(Stored entries)
•••

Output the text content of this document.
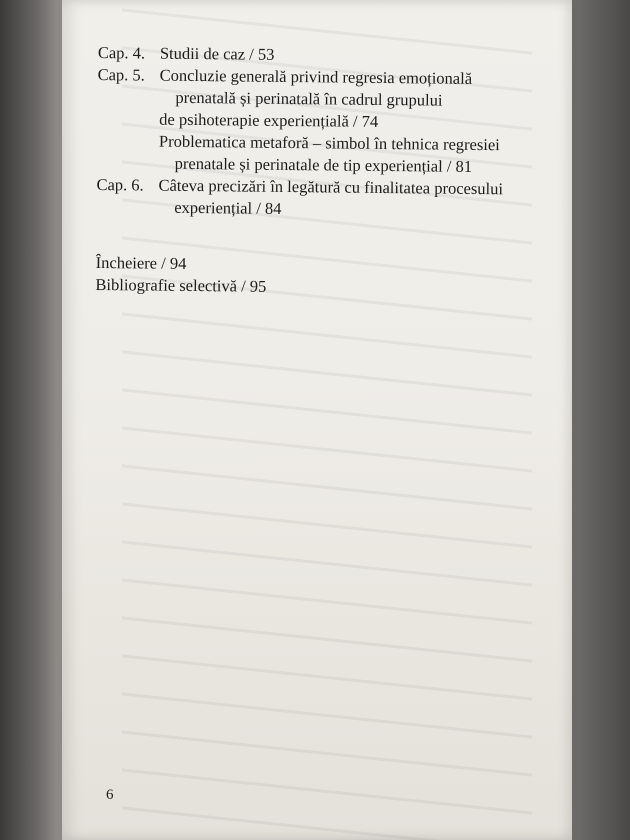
Cap. 4. Studii de caz / 53
Cap. 5. Concluzie generală privind regresia emoțională
prenatală și perinatală în cadrul grupului
de psihoterapie experiențială / 74
Problematica metaforă – simbol în tehnica regresiei
prenatale și perinatale de tip experiențial / 81
Cap. 6. Câteva precizări în legătură cu finalitatea procesului
experiențial / 84
Încheiere / 94
Bibliografie selectivă / 95
6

•••

- [WHAT TO WORK ON]
Leave the images out, please, and restate each line word for word.

- [THE ANSWER]
Output the text content of this document.
Cap. 4. Studii de caz / 53
Cap. 5. Concluzie generală privind regresia emoțională
prenatală și perinatală în cadrul grupului
de psihoterapie experiențială / 74
Problematica metaforă – simbol în tehnica regresiei
prenatale și perinatale de tip experiențial / 81
Cap. 6. Câteva precizări în legătură cu finalitatea procesului
experiențial / 84
Încheiere / 94
Bibliografie selectivă / 95
6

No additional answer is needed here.